» **Exercise aim**:
Every entry must be given again exactly.

» **Records**:

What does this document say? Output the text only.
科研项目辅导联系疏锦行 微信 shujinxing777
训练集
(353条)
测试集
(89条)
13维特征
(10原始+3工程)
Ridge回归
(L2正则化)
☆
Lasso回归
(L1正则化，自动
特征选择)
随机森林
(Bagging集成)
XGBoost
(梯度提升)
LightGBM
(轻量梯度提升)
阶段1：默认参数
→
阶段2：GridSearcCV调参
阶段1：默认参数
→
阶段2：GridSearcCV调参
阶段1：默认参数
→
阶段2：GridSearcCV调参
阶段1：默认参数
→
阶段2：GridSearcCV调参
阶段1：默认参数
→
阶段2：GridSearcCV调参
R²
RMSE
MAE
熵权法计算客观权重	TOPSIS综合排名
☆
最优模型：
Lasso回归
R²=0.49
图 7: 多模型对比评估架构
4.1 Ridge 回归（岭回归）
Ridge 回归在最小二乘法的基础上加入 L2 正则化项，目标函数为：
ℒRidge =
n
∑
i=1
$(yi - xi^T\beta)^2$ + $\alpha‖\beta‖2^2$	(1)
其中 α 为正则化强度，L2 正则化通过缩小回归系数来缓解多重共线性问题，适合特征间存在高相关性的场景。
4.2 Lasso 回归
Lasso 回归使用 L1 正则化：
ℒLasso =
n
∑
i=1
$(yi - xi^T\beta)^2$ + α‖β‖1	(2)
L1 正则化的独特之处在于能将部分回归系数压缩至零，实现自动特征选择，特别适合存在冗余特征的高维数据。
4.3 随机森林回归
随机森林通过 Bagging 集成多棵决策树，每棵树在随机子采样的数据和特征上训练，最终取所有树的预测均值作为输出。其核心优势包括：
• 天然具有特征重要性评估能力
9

» **Reply**:
What does this document say? Output the text only.
科研项目辅导联系疏锦行 微信 shujinxing777
训练集
(353条)
测试集
(89条)
13维特征
(10原始+3工程)
Ridge回归
(L2正则化)
☆
Lasso回归
(L1正则化，自动
特征选择)
随机森林
(Bagging集成)
XGBoost
(梯度提升)
LightGBM
(轻量梯度提升)
阶段1：默认参数
→
阶段2：GridSearcCV调参
阶段1：默认参数
→
阶段2：GridSearcCV调参
阶段1：默认参数
→
阶段2：GridSearcCV调参
阶段1：默认参数
→
阶段2：GridSearcCV调参
阶段1：默认参数
→
阶段2：GridSearcCV调参
R²
RMSE
MAE
熵权法计算客观权重	TOPSIS综合排名
☆
最优模型：
Lasso回归
R²=0.49
图 7: 多模型对比评估架构
4.1 Ridge 回归（岭回归）
Ridge 回归在最小二乘法的基础上加入 L2 正则化项，目标函数为：
ℒRidge =
n
∑
i=1
$(yi - xi^T\beta)^2$ + $\alpha‖\beta‖2^2$	(1)
其中 α 为正则化强度，L2 正则化通过缩小回归系数来缓解多重共线性问题，适合特征间存在高相关性的场景。
4.2 Lasso 回归
Lasso 回归使用 L1 正则化：
ℒLasso =
n
∑
i=1
$(yi - xi^T\beta)^2$ + α‖β‖1	(2)
L1 正则化的独特之处在于能将部分回归系数压缩至零，实现自动特征选择，特别适合存在冗余特征的高维数据。
4.3 随机森林回归
随机森林通过 Bagging 集成多棵决策树，每棵树在随机子采样的数据和特征上训练，最终取所有树的预测均值作为输出。其核心优势包括：
• 天然具有特征重要性评估能力
9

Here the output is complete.